* _OBJECTIVE_
Return every line of the material exactly.
======== INPUT
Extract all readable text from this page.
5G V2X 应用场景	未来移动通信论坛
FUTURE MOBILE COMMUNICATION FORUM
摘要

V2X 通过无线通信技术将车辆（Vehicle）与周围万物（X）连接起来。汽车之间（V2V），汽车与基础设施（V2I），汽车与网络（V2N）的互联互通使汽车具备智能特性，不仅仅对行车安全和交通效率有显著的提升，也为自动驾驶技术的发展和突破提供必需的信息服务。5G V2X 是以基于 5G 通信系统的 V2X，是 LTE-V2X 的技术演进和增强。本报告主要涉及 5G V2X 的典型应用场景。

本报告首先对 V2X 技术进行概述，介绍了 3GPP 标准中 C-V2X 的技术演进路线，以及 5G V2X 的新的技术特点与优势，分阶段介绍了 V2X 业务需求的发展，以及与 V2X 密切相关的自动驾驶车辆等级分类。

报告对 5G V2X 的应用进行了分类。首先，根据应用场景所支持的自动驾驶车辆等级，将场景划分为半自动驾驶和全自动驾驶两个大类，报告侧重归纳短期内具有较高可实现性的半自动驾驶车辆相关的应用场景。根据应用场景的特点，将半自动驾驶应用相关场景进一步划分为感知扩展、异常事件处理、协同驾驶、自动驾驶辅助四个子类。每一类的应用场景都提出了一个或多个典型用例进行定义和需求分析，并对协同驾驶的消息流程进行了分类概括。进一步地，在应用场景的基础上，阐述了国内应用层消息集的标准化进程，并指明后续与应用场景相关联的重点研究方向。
================
* _ANSWER TO THIS PROBLEM_
Extract all readable text from this page.
5G V2X 应用场景	未来移动通信论坛
FUTURE MOBILE COMMUNICATION FORUM
摘要

V2X 通过无线通信技术将车辆（Vehicle）与周围万物（X）连接起来。汽车之间（V2V），汽车与基础设施（V2I），汽车与网络（V2N）的互联互通使汽车具备智能特性，不仅仅对行车安全和交通效率有显著的提升，也为自动驾驶技术的发展和突破提供必需的信息服务。5G V2X 是以基于 5G 通信系统的 V2X，是 LTE-V2X 的技术演进和增强。本报告主要涉及 5G V2X 的典型应用场景。

本报告首先对 V2X 技术进行概述，介绍了 3GPP 标准中 C-V2X 的技术演进路线，以及 5G V2X 的新的技术特点与优势，分阶段介绍了 V2X 业务需求的发展，以及与 V2X 密切相关的自动驾驶车辆等级分类。

报告对 5G V2X 的应用进行了分类。首先，根据应用场景所支持的自动驾驶车辆等级，将场景划分为半自动驾驶和全自动驾驶两个大类，报告侧重归纳短期内具有较高可实现性的半自动驾驶车辆相关的应用场景。根据应用场景的特点，将半自动驾驶应用相关场景进一步划分为感知扩展、异常事件处理、协同驾驶、自动驾驶辅助四个子类。每一类的应用场景都提出了一个或多个典型用例进行定义和需求分析，并对协同驾驶的消息流程进行了分类概括。进一步地，在应用场景的基础上，阐述了国内应用层消息集的标准化进程，并指明后续与应用场景相关联的重点研究方向。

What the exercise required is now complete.